Items listed in a dataset –
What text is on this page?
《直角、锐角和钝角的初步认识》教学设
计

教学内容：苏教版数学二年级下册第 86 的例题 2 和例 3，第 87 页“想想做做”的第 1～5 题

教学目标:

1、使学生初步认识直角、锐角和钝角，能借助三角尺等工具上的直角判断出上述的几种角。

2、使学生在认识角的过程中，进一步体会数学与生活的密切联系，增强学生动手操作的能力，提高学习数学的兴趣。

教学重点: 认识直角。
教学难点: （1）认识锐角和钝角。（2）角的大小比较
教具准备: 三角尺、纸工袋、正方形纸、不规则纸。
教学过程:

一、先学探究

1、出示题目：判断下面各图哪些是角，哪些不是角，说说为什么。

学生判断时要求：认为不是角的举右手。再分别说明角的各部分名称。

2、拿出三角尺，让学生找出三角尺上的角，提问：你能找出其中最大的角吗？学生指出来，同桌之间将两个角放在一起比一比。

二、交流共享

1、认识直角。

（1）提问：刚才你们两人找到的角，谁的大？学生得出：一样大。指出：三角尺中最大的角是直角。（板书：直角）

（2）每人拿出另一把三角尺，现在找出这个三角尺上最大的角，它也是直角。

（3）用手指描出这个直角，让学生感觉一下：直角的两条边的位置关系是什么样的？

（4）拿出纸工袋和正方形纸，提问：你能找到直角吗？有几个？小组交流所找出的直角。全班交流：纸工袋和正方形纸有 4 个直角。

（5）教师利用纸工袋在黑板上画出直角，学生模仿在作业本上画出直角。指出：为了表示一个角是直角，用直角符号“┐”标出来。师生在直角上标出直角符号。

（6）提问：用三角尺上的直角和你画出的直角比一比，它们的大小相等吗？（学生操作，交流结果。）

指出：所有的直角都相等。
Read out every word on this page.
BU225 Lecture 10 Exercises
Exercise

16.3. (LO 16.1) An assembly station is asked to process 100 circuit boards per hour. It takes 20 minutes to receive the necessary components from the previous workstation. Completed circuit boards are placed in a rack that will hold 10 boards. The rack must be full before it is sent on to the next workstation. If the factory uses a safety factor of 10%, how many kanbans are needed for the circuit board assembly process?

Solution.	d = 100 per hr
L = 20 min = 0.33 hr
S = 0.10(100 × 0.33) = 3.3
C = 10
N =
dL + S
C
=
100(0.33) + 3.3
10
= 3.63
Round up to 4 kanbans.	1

TASK DIRECTIONS –
Write out the entries above once more, without altering anything.

FULL OUTPUT –
What text is on this page?
《直角、锐角和钝角的初步认识》教学设
计

教学内容：苏教版数学二年级下册第 86 的例题 2 和例 3，第 87 页“想想做做”的第 1～5 题

教学目标:

1、使学生初步认识直角、锐角和钝角，能借助三角尺等工具上的直角判断出上述的几种角。

2、使学生在认识角的过程中，进一步体会数学与生活的密切联系，增强学生动手操作的能力，提高学习数学的兴趣。

教学重点: 认识直角。
教学难点: （1）认识锐角和钝角。（2）角的大小比较
教具准备: 三角尺、纸工袋、正方形纸、不规则纸。
教学过程:

一、先学探究

1、出示题目：判断下面各图哪些是角，哪些不是角，说说为什么。

学生判断时要求：认为不是角的举右手。再分别说明角的各部分名称。

2、拿出三角尺，让学生找出三角尺上的角，提问：你能找出其中最大的角吗？学生指出来，同桌之间将两个角放在一起比一比。

二、交流共享

1、认识直角。

（1）提问：刚才你们两人找到的角，谁的大？学生得出：一样大。指出：三角尺中最大的角是直角。（板书：直角）

（2）每人拿出另一把三角尺，现在找出这个三角尺上最大的角，它也是直角。

（3）用手指描出这个直角，让学生感觉一下：直角的两条边的位置关系是什么样的？

（4）拿出纸工袋和正方形纸，提问：你能找到直角吗？有几个？小组交流所找出的直角。全班交流：纸工袋和正方形纸有 4 个直角。

（5）教师利用纸工袋在黑板上画出直角，学生模仿在作业本上画出直角。指出：为了表示一个角是直角，用直角符号“┐”标出来。师生在直角上标出直角符号。

（6）提问：用三角尺上的直角和你画出的直角比一比，它们的大小相等吗？（学生操作，交流结果。）

指出：所有的直角都相等。
Read out every word on this page.
BU225 Lecture 10 Exercises
Exercise

16.3. (LO 16.1) An assembly station is asked to process 100 circuit boards per hour. It takes 20 minutes to receive the necessary components from the previous workstation. Completed circuit boards are placed in a rack that will hold 10 boards. The rack must be full before it is sent on to the next workstation. If the factory uses a safety factor of 10%, how many kanbans are needed for the circuit board assembly process?

Solution.	d = 100 per hr
L = 20 min = 0.33 hr
S = 0.10(100 × 0.33) = 3.3
C = 10
N =
dL + S
C
=
100(0.33) + 3.3
10
= 3.63
Round up to 4 kanbans.	1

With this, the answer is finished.